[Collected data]
..........
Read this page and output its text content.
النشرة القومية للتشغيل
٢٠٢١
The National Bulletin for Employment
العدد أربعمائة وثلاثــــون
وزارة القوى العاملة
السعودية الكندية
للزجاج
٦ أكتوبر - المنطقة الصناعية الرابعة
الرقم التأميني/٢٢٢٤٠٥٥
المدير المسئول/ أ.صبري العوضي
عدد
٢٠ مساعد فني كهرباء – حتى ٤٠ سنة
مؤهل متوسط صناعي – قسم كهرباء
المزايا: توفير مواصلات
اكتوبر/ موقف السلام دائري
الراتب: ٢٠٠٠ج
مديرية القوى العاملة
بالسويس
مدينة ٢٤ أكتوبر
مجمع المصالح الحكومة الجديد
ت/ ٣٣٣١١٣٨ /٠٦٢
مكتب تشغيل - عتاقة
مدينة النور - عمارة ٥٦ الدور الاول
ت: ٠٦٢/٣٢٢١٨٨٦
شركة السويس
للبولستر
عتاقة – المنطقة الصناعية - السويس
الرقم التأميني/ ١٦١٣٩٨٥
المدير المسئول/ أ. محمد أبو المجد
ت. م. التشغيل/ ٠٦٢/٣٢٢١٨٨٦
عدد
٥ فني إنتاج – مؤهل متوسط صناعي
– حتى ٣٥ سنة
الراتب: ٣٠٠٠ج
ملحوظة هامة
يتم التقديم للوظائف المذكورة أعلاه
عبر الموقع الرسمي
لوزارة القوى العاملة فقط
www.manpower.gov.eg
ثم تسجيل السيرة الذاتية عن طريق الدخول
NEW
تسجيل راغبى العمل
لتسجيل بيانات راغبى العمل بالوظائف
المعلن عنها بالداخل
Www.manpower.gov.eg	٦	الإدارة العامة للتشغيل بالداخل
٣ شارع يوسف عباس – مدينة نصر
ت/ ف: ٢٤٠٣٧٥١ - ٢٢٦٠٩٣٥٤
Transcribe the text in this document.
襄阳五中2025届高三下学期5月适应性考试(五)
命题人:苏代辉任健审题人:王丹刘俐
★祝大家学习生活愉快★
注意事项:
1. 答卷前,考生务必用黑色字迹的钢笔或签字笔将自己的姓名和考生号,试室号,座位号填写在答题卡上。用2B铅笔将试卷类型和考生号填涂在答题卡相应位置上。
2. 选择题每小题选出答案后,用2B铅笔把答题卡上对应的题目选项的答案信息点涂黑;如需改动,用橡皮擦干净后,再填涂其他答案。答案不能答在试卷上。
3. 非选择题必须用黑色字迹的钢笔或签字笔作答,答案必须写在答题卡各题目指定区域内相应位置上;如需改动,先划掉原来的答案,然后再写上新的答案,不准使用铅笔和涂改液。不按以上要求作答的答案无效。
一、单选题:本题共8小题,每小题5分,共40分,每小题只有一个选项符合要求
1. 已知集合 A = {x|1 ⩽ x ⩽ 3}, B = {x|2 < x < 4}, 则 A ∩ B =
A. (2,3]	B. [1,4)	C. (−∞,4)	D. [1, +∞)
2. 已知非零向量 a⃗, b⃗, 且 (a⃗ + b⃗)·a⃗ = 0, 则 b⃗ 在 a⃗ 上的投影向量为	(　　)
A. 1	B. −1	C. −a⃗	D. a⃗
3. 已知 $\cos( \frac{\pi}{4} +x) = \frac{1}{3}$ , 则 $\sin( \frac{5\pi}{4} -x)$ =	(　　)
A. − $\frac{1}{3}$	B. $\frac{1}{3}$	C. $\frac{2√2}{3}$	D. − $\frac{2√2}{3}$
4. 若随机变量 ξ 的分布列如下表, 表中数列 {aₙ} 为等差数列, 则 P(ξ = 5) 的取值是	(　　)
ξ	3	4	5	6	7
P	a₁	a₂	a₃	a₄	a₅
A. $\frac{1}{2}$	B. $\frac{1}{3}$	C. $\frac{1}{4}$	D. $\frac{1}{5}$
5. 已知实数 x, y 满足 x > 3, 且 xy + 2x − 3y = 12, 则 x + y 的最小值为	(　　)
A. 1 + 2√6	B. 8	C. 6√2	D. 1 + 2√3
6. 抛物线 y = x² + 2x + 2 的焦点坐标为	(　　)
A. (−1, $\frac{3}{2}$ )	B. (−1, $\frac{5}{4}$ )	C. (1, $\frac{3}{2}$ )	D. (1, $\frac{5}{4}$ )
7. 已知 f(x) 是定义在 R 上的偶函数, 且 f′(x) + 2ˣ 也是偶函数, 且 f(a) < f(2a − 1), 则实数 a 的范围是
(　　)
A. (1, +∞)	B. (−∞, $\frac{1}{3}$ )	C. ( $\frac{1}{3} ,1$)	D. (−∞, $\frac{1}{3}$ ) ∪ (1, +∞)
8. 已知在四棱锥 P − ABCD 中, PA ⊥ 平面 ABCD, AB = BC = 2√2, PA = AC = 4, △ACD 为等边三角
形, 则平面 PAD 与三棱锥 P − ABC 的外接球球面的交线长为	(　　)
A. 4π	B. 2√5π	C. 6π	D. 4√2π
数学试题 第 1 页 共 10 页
..........
§ **Short exercise**:
Repeat the material from above exactly, word for word.

§ **Exercise output**:
Read this page and output its text content.
النشرة القومية للتشغيل
٢٠٢١
The National Bulletin for Employment
العدد أربعمائة وثلاثــــون
وزارة القوى العاملة
السعودية الكندية
للزجاج
٦ أكتوبر - المنطقة الصناعية الرابعة
الرقم التأميني/٢٢٢٤٠٥٥
المدير المسئول/ أ.صبري العوضي
عدد
٢٠ مساعد فني كهرباء – حتى ٤٠ سنة
مؤهل متوسط صناعي – قسم كهرباء
المزايا: توفير مواصلات
اكتوبر/ موقف السلام دائري
الراتب: ٢٠٠٠ج
مديرية القوى العاملة
بالسويس
مدينة ٢٤ أكتوبر
مجمع المصالح الحكومة الجديد
ت/ ٣٣٣١١٣٨ /٠٦٢
مكتب تشغيل - عتاقة
مدينة النور - عمارة ٥٦ الدور الاول
ت: ٠٦٢/٣٢٢١٨٨٦
شركة السويس
للبولستر
عتاقة – المنطقة الصناعية - السويس
الرقم التأميني/ ١٦١٣٩٨٥
المدير المسئول/ أ. محمد أبو المجد
ت. م. التشغيل/ ٠٦٢/٣٢٢١٨٨٦
عدد
٥ فني إنتاج – مؤهل متوسط صناعي
– حتى ٣٥ سنة
الراتب: ٣٠٠٠ج
ملحوظة هامة
يتم التقديم للوظائف المذكورة أعلاه
عبر الموقع الرسمي
لوزارة القوى العاملة فقط
www.manpower.gov.eg
ثم تسجيل السيرة الذاتية عن طريق الدخول
NEW
تسجيل راغبى العمل
لتسجيل بيانات راغبى العمل بالوظائف
المعلن عنها بالداخل
Www.manpower.gov.eg	٦	الإدارة العامة للتشغيل بالداخل
٣ شارع يوسف عباس – مدينة نصر
ت/ ف: ٢٤٠٣٧٥١ - ٢٢٦٠٩٣٥٤
Transcribe the text in this document.
襄阳五中2025届高三下学期5月适应性考试(五)
命题人:苏代辉任健审题人:王丹刘俐
★祝大家学习生活愉快★
注意事项:
1. 答卷前,考生务必用黑色字迹的钢笔或签字笔将自己的姓名和考生号,试室号,座位号填写在答题卡上。用2B铅笔将试卷类型和考生号填涂在答题卡相应位置上。
2. 选择题每小题选出答案后,用2B铅笔把答题卡上对应的题目选项的答案信息点涂黑;如需改动,用橡皮擦干净后,再填涂其他答案。答案不能答在试卷上。
3. 非选择题必须用黑色字迹的钢笔或签字笔作答,答案必须写在答题卡各题目指定区域内相应位置上;如需改动,先划掉原来的答案,然后再写上新的答案,不准使用铅笔和涂改液。不按以上要求作答的答案无效。
一、单选题:本题共8小题,每小题5分,共40分,每小题只有一个选项符合要求
1. 已知集合 A = {x|1 ⩽ x ⩽ 3}, B = {x|2 < x < 4}, 则 A ∩ B =
A. (2,3]	B. [1,4)	C. (−∞,4)	D. [1, +∞)
2. 已知非零向量 a⃗, b⃗, 且 (a⃗ + b⃗)·a⃗ = 0, 则 b⃗ 在 a⃗ 上的投影向量为	(　　)
A. 1	B. −1	C. −a⃗	D. a⃗
3. 已知 $\cos( \frac{\pi}{4} +x) = \frac{1}{3}$ , 则 $\sin( \frac{5\pi}{4} -x)$ =	(　　)
A. − $\frac{1}{3}$	B. $\frac{1}{3}$	C. $\frac{2√2}{3}$	D. − $\frac{2√2}{3}$
4. 若随机变量 ξ 的分布列如下表, 表中数列 {aₙ} 为等差数列, 则 P(ξ = 5) 的取值是	(　　)
ξ	3	4	5	6	7
P	a₁	a₂	a₃	a₄	a₅
A. $\frac{1}{2}$	B. $\frac{1}{3}$	C. $\frac{1}{4}$	D. $\frac{1}{5}$
5. 已知实数 x, y 满足 x > 3, 且 xy + 2x − 3y = 12, 则 x + y 的最小值为	(　　)
A. 1 + 2√6	B. 8	C. 6√2	D. 1 + 2√3
6. 抛物线 y = x² + 2x + 2 的焦点坐标为	(　　)
A. (−1, $\frac{3}{2}$ )	B. (−1, $\frac{5}{4}$ )	C. (1, $\frac{3}{2}$ )	D. (1, $\frac{5}{4}$ )
7. 已知 f(x) 是定义在 R 上的偶函数, 且 f′(x) + 2ˣ 也是偶函数, 且 f(a) < f(2a − 1), 则实数 a 的范围是
(　　)
A. (1, +∞)	B. (−∞, $\frac{1}{3}$ )	C. ( $\frac{1}{3} ,1$)	D. (−∞, $\frac{1}{3}$ ) ∪ (1, +∞)
8. 已知在四棱锥 P − ABCD 中, PA ⊥ 平面 ABCD, AB = BC = 2√2, PA = AC = 4, △ACD 为等边三角
形, 则平面 PAD 与三棱锥 P − ABC 的外接球球面的交线长为	(　　)
A. 4π	B. 2√5π	C. 6π	D. 4√2π
数学试题 第 1 页 共 10 页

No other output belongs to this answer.